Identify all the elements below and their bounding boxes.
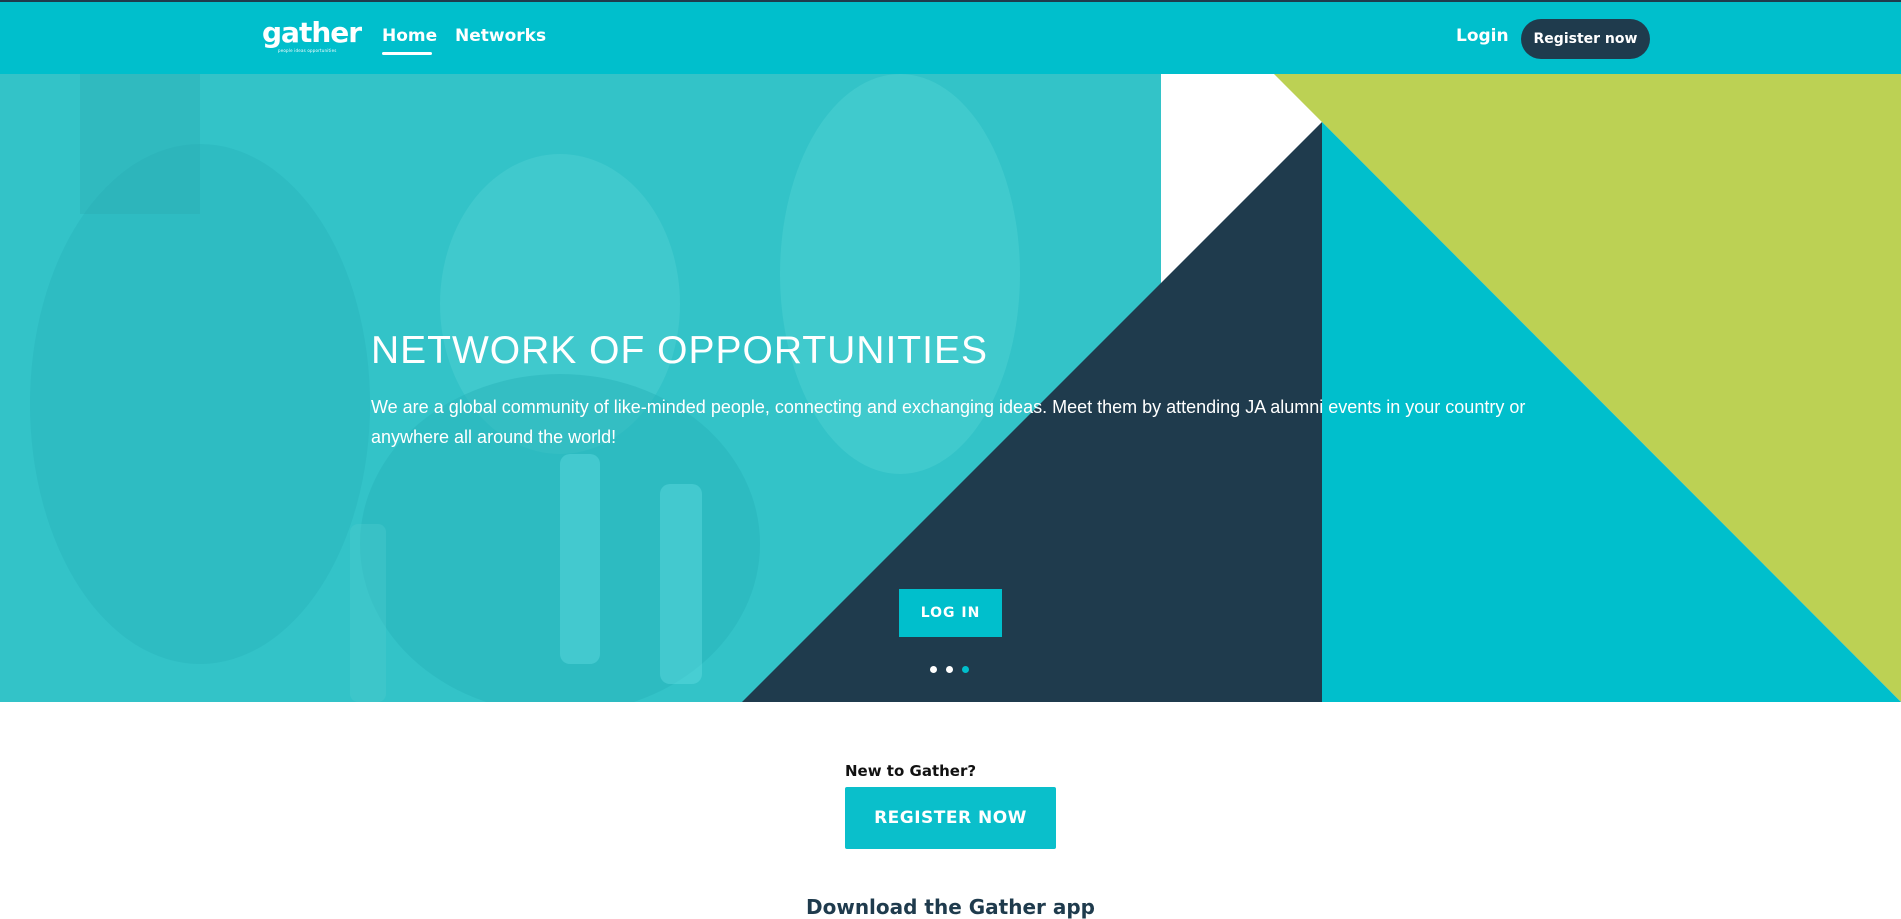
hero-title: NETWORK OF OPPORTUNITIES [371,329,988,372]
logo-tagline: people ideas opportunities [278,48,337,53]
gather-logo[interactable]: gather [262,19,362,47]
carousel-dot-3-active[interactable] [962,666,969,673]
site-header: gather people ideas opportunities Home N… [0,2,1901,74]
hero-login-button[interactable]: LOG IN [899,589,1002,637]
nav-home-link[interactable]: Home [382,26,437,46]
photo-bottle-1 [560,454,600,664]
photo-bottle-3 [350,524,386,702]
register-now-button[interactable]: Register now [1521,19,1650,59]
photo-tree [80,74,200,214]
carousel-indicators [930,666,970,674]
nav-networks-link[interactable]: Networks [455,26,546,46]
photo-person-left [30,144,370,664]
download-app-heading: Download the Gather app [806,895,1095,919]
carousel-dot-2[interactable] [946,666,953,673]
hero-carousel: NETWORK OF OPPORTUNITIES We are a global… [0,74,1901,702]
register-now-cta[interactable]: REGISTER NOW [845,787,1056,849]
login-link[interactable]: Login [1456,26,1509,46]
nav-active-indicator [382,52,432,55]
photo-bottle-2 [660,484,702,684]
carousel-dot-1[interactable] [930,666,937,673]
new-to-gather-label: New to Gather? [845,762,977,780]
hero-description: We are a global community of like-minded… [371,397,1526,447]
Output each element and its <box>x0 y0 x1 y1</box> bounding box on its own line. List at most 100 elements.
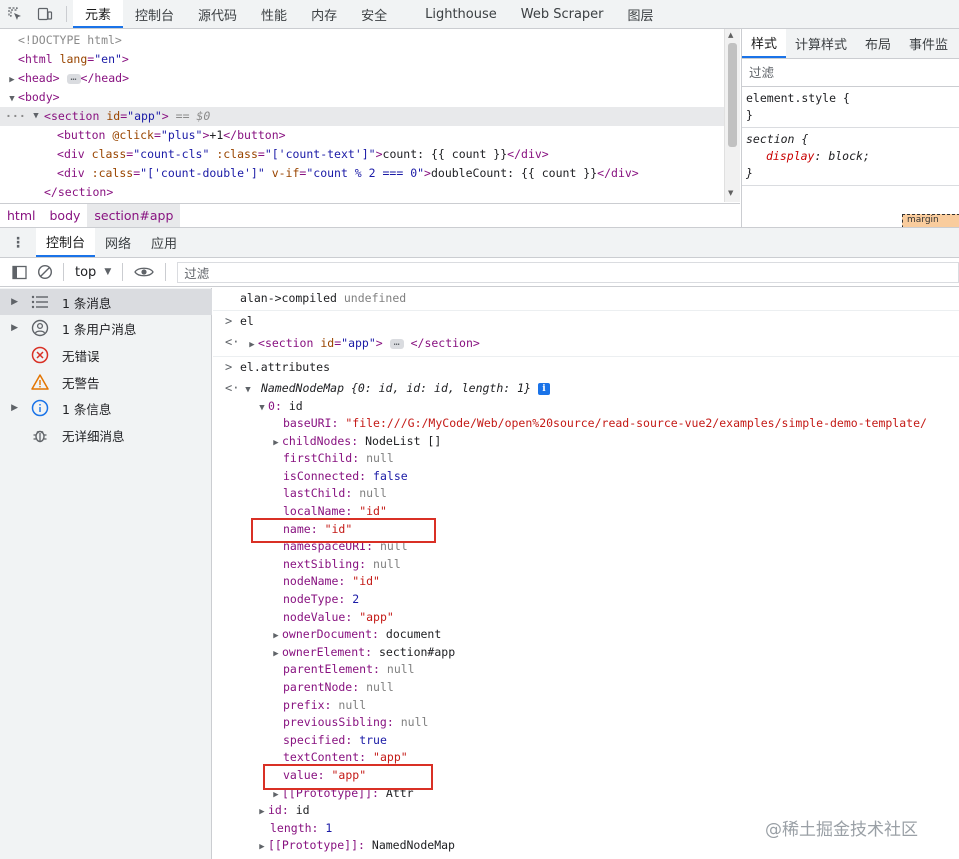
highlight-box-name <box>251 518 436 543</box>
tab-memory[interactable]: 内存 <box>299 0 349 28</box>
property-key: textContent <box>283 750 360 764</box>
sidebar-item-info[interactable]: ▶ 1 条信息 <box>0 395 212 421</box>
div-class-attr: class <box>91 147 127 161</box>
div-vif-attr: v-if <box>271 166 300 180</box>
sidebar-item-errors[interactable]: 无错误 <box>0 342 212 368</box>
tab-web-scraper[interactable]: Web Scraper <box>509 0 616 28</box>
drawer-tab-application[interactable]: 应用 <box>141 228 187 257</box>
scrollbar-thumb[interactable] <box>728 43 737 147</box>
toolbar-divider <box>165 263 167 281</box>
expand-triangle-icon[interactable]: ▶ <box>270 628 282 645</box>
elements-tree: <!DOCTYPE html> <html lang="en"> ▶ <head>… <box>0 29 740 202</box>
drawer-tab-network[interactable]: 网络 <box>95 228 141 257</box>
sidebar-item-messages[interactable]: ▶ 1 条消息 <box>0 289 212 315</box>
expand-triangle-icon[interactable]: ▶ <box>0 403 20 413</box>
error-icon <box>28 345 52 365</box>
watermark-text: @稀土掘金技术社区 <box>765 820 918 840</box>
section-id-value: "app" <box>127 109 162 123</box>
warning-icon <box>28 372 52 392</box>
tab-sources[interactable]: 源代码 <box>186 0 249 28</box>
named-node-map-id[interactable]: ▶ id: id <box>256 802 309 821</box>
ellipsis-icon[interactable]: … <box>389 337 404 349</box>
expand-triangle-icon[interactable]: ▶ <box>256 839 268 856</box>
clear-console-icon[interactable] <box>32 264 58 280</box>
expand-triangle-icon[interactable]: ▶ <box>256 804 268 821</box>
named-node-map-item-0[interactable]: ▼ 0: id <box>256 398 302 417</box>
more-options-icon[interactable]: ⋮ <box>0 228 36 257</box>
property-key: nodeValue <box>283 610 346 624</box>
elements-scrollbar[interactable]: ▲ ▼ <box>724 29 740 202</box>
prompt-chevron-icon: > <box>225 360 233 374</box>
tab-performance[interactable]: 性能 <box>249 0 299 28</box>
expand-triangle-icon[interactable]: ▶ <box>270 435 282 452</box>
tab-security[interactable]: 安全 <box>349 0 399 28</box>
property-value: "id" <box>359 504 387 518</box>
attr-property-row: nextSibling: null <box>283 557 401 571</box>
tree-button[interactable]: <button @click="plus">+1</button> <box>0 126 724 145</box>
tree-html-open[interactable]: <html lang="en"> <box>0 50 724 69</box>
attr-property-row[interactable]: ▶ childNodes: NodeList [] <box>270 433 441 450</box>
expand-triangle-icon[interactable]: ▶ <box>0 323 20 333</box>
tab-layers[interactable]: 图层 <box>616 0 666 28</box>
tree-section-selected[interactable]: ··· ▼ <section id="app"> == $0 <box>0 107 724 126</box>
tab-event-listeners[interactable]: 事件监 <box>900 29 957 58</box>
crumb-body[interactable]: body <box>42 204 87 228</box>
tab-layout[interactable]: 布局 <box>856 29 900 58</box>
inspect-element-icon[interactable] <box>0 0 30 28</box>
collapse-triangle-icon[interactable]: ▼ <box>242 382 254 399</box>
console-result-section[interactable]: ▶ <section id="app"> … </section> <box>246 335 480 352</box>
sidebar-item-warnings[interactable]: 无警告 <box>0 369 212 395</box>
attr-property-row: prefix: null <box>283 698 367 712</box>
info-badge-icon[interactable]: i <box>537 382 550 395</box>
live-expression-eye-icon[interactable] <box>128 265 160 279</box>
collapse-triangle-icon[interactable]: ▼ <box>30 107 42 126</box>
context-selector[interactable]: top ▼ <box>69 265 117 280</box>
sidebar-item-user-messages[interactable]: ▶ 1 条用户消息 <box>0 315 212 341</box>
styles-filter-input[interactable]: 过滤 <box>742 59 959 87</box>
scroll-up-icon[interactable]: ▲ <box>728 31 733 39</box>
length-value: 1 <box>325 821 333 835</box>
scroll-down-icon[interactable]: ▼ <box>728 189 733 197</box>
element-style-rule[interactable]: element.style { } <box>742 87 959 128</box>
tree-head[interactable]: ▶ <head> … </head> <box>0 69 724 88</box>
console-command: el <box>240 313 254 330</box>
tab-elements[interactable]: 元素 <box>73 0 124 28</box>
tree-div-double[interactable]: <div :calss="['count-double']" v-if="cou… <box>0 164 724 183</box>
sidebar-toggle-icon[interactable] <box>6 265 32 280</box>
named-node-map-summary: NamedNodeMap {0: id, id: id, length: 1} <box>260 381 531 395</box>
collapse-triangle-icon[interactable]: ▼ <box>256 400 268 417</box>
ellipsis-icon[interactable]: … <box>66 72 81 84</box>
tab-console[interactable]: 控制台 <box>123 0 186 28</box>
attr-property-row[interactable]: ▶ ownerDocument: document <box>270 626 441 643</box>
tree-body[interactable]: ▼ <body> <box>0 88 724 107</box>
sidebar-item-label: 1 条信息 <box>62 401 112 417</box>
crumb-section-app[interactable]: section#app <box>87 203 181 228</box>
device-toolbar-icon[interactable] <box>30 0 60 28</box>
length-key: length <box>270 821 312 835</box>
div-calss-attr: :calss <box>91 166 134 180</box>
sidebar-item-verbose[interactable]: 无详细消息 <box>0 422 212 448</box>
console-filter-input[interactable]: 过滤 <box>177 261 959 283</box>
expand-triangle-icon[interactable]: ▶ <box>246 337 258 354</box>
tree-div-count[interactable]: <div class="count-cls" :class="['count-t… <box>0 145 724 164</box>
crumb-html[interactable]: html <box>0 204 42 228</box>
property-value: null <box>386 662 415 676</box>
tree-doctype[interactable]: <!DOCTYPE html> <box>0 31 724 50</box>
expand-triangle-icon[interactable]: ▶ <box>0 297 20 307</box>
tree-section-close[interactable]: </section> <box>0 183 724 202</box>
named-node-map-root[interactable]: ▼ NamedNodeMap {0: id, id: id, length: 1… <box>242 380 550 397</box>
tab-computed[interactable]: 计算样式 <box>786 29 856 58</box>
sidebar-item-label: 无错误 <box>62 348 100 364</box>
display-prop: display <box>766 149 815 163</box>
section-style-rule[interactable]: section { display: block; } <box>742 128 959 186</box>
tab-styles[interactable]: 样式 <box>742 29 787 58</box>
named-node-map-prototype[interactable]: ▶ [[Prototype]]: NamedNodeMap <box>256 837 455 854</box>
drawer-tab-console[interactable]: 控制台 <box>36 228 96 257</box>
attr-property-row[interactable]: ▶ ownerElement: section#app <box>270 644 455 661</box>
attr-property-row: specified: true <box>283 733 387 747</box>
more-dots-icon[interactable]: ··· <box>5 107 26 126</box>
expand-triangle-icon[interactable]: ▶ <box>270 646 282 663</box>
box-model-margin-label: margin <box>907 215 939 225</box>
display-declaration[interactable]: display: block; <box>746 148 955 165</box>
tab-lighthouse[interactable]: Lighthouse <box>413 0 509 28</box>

_WHAT THE TASK REQUIRES_
Repeat the lines of the items from the line containing "highlight-box-name <box>251 518 436 543</box>" up to and including the line containing "div-vif-attr: v-if <box>271 166 300 180</box>", keeping each line the same.

_SOLVED EXERCISE_
highlight-box-name <box>251 518 436 543</box>
tab-memory[interactable]: 内存 <box>299 0 349 28</box>
property-key: textContent <box>283 750 360 764</box>
sidebar-item-info[interactable]: ▶ 1 条信息 <box>0 395 212 421</box>
div-class-attr: class <box>91 147 127 161</box>
div-vif-attr: v-if <box>271 166 300 180</box>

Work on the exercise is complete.